GIVEN RECORDS:
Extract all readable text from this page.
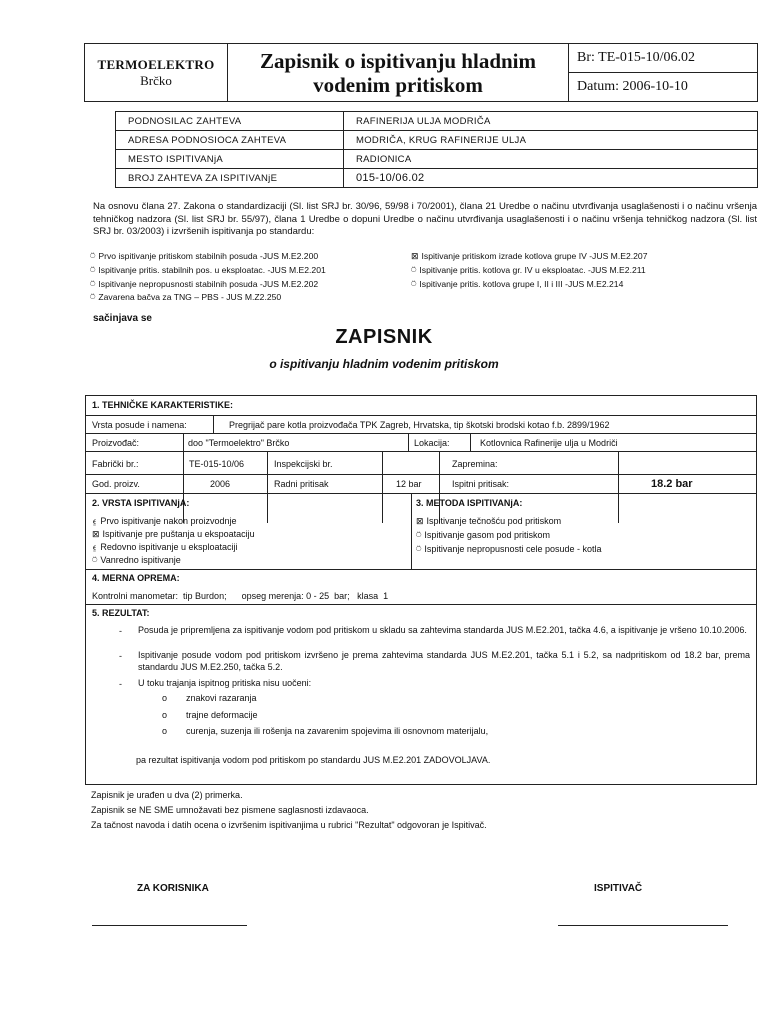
TERMOELEKTRO
Brčko	Zapisnik o ispitivanju hladnim
vodenim pritiskom	Br: TE-015-10/06.02
Datum: 2006-10-10
PODNOSILAC ZAHTEVA	RAFINERIJA ULJA MODRIČA
ADRESA PODNOSIOCA ZAHTEVA	MODRIČA, KRUG RAFINERIJE ULJA
MESTO ISPITIVANjA	RADIONICA
BROJ ZAHTEVA ZA ISPITIVANjE	015-10/06.02
Na osnovu člana 27. Zakona o standardizaciji (Sl. list SRJ br. 30/96, 59/98 i 70/2001), člana 21 Uredbe o načinu utvrđivanja usaglašenosti i o načinu vršenja tehničkog nadzora (Sl. list SRJ br. 55/97), člana 1 Uredbe o dopuni Uredbe o načinu utvrđivanja usaglašenosti i o načinu vršenja tehničkog nadzora (Sl. list SRJ br. 03/2003) i izvršenih ispitivanja po standardu:
⍥ Prvo ispitivanje pritiskom stabilnih posuda -JUS M.E2.200
⍥ Ispitivanje pritis. stabilnih pos. u eksploatac. -JUS M.E2.201
⍥ Ispitivanje nepropusnosti stabilnih posuda -JUS M.E2.202
⍥ Zavarena bačva za TNG – PBS - JUS M.Z2.250
⊠ Ispitivanje pritiskom izrade kotlova grupe IV -JUS M.E2.207
⍥ Ispitivanje pritis. kotlova gr. IV u eksploatac. -JUS M.E2.211
⍥ Ispitivanje pritis. kotlova grupe I, II i III -JUS M.E2.214
sačinjava se
ZAPISNIK
o ispitivanju hladnim vodenim pritiskom
1. TEHNIČKE KARAKTERISTIKE:
Vrsta posude i namena:	Pregrijač pare kotla proizvođača TPK Zagreb, Hrvatska, tip škotski brodski kotao f.b. 2899/1962
Proizvođač:	doo "Termoelektro" Brčko	Lokacija:	Kotlovnica Rafinerije ulja u Modriči
Fabrički br.:	TE-015-10/06	Inspekcijski br.	Zapremina:
God. proizv.	2006	Radni pritisak	12 bar	Ispitni pritisak:	18.2 bar
2. VRSTA ISPITIVANjA:
⍷ Prvo ispitivanje nakon proizvodnje
⊠ Ispitivanje pre puštanja u ekspoataciju
⍷ Redovno ispitivanje u eksploataciji
⍥ Vanredno ispitivanje
3. METODA ISPITIVANjA:
⊠ Ispitivanje tečnošću pod pritiskom
⍥ Ispitivanje gasom pod pritiskom
⍥ Ispitivanje nepropusnosti cele posude - kotla
4. MERNA OPREMA:
Kontrolni manometar:  tip Burdon;      opseg merenja: 0 - 25  bar;   klasa  1
5. REZULTAT:
- Posuda je pripremljena za ispitivanje vodom pod pritiskom u skladu sa zahtevima standarda JUS M.E2.201, tačka 4.6, a ispitivanje je vršeno 10.10.2006.
- Ispitivanje posude vodom pod pritiskom izvršeno je prema zahtevima standarda JUS M.E2.201, tačka 5.1 i 5.2, sa nadpritiskom od 18.2 bar, prema standardu JUS M.E2.250, tačka 5.2.
- U toku trajanja ispitnog pritiska nisu uočeni:
o znakovi razaranja
o trajne deformacije
o curenja, suzenja ili rošenja na zavarenim spojevima ili osnovnom materijalu,
pa rezultat ispitivanja vodom pod pritiskom po standardu JUS M.E2.201 ZADOVOLJAVA.
Zapisnik je urađen u dva (2) primerka.
Zapisnik se NE SME umnožavati bez pismene saglasnosti izdavaoca.
Za tačnost navoda i datih ocena o izvršenim ispitivanjima u rubrici "Rezultat" odgovoran je Ispitivač.
ZA KORISNIKA	ISPITIVAČ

WRITTEN REQUEST: List all lines above in which the string "pritiskom" appears.

EXERCISE RESULT:
vodenim pritiskom	Br: TE-015-10/06.02
⍥ Prvo ispitivanje pritiskom stabilnih posuda -JUS M.E2.200
⊠ Ispitivanje pritiskom izrade kotlova grupe IV -JUS M.E2.207
o ispitivanju hladnim vodenim pritiskom
⊠ Ispitivanje tečnošću pod pritiskom
⍥ Ispitivanje gasom pod pritiskom
- Posuda je pripremljena za ispitivanje vodom pod pritiskom u skladu sa zahtevima standarda JUS M.E2.201, tačka 4.6, a ispitivanje je vršeno 10.10.2006.
- Ispitivanje posude vodom pod pritiskom izvršeno je prema zahtevima standarda JUS M.E2.201, tačka 5.1 i 5.2, sa nadpritiskom od 18.2 bar, prema standardu JUS M.E2.250, tačka 5.2.
pa rezultat ispitivanja vodom pod pritiskom po standardu JUS M.E2.201 ZADOVOLJAVA.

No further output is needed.